## Task directions
Print every line of the items below, reproducing each one character for character.

(Collected data entries)
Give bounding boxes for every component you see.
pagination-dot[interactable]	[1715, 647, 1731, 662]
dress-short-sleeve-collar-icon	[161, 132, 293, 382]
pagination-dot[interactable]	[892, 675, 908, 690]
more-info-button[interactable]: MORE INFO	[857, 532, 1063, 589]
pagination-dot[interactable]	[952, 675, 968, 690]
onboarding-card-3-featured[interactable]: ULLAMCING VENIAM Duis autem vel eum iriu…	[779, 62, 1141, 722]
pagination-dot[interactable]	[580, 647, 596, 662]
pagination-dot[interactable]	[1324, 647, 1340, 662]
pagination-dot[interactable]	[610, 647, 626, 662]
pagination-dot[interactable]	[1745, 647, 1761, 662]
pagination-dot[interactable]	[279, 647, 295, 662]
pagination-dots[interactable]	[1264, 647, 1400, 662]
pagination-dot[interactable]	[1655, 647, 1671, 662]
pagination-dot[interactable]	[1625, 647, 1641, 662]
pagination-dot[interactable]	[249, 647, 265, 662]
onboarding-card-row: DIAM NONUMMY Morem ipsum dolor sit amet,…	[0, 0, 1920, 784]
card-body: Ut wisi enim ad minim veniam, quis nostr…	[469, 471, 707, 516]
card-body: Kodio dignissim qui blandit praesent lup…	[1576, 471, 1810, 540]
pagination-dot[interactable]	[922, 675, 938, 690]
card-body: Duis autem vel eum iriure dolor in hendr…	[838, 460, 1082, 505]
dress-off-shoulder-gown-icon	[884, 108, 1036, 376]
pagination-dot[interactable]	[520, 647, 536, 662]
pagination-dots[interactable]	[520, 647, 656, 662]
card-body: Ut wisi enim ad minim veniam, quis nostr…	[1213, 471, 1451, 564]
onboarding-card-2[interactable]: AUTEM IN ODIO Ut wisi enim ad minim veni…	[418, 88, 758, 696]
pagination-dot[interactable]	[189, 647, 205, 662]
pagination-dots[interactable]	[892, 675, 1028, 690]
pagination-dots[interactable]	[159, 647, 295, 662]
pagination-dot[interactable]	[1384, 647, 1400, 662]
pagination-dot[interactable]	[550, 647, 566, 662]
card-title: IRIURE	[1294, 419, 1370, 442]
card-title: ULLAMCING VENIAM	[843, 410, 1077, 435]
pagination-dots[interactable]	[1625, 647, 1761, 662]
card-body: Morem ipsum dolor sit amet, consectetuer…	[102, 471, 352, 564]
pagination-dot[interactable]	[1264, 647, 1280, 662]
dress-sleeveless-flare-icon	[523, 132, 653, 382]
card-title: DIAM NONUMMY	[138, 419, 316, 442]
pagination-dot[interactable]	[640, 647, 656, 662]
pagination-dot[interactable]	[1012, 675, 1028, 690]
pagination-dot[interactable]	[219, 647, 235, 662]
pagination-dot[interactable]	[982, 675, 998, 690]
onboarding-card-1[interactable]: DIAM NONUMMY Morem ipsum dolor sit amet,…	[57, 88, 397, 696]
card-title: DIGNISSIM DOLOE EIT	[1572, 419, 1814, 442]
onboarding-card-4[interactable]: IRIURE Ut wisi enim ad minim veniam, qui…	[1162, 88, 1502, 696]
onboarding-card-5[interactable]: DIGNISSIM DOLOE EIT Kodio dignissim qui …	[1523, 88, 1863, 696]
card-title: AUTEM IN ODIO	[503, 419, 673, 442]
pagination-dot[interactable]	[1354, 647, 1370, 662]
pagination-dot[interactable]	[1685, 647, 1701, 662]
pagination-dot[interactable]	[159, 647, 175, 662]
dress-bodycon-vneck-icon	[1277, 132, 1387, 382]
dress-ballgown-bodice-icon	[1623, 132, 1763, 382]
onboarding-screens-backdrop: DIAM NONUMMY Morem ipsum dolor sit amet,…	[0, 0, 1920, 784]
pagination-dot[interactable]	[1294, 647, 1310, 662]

## Answer to this exercise
Give bounding boxes for every component you see.
pagination-dot[interactable]	[1715, 647, 1731, 662]
dress-short-sleeve-collar-icon	[161, 132, 293, 382]
pagination-dot[interactable]	[892, 675, 908, 690]
more-info-button[interactable]: MORE INFO	[857, 532, 1063, 589]
pagination-dot[interactable]	[952, 675, 968, 690]
onboarding-card-3-featured[interactable]: ULLAMCING VENIAM Duis autem vel eum iriu…	[779, 62, 1141, 722]
pagination-dot[interactable]	[580, 647, 596, 662]
pagination-dot[interactable]	[1324, 647, 1340, 662]
pagination-dot[interactable]	[610, 647, 626, 662]
pagination-dot[interactable]	[1745, 647, 1761, 662]
pagination-dot[interactable]	[279, 647, 295, 662]
pagination-dots[interactable]	[1264, 647, 1400, 662]
pagination-dot[interactable]	[1655, 647, 1671, 662]
pagination-dot[interactable]	[1625, 647, 1641, 662]
pagination-dot[interactable]	[249, 647, 265, 662]
onboarding-card-row: DIAM NONUMMY Morem ipsum dolor sit amet,…	[0, 0, 1920, 784]
card-body: Ut wisi enim ad minim veniam, quis nostr…	[469, 471, 707, 516]
card-body: Kodio dignissim qui blandit praesent lup…	[1576, 471, 1810, 540]
pagination-dot[interactable]	[922, 675, 938, 690]
card-body: Duis autem vel eum iriure dolor in hendr…	[838, 460, 1082, 505]
dress-off-shoulder-gown-icon	[884, 108, 1036, 376]
pagination-dot[interactable]	[520, 647, 536, 662]
pagination-dots[interactable]	[520, 647, 656, 662]
card-body: Ut wisi enim ad minim veniam, quis nostr…	[1213, 471, 1451, 564]
onboarding-card-2[interactable]: AUTEM IN ODIO Ut wisi enim ad minim veni…	[418, 88, 758, 696]
pagination-dot[interactable]	[189, 647, 205, 662]
pagination-dots[interactable]	[892, 675, 1028, 690]
pagination-dots[interactable]	[159, 647, 295, 662]
pagination-dot[interactable]	[1384, 647, 1400, 662]
pagination-dot[interactable]	[550, 647, 566, 662]
card-title: IRIURE	[1294, 419, 1370, 442]
card-title: ULLAMCING VENIAM	[843, 410, 1077, 435]
pagination-dots[interactable]	[1625, 647, 1761, 662]
card-body: Morem ipsum dolor sit amet, consectetuer…	[102, 471, 352, 564]
pagination-dot[interactable]	[1264, 647, 1280, 662]
dress-sleeveless-flare-icon	[523, 132, 653, 382]
card-title: DIAM NONUMMY	[138, 419, 316, 442]
pagination-dot[interactable]	[640, 647, 656, 662]
pagination-dot[interactable]	[1012, 675, 1028, 690]
pagination-dot[interactable]	[219, 647, 235, 662]
pagination-dot[interactable]	[982, 675, 998, 690]
onboarding-card-1[interactable]: DIAM NONUMMY Morem ipsum dolor sit amet,…	[57, 88, 397, 696]
card-title: DIGNISSIM DOLOE EIT	[1572, 419, 1814, 442]
onboarding-card-4[interactable]: IRIURE Ut wisi enim ad minim veniam, qui…	[1162, 88, 1502, 696]
onboarding-card-5[interactable]: DIGNISSIM DOLOE EIT Kodio dignissim qui …	[1523, 88, 1863, 696]
card-title: AUTEM IN ODIO	[503, 419, 673, 442]
pagination-dot[interactable]	[1354, 647, 1370, 662]
pagination-dot[interactable]	[1685, 647, 1701, 662]
pagination-dot[interactable]	[159, 647, 175, 662]
dress-bodycon-vneck-icon	[1277, 132, 1387, 382]
dress-ballgown-bodice-icon	[1623, 132, 1763, 382]
onboarding-screens-backdrop: DIAM NONUMMY Morem ipsum dolor sit amet,…	[0, 0, 1920, 784]
pagination-dot[interactable]	[1294, 647, 1310, 662]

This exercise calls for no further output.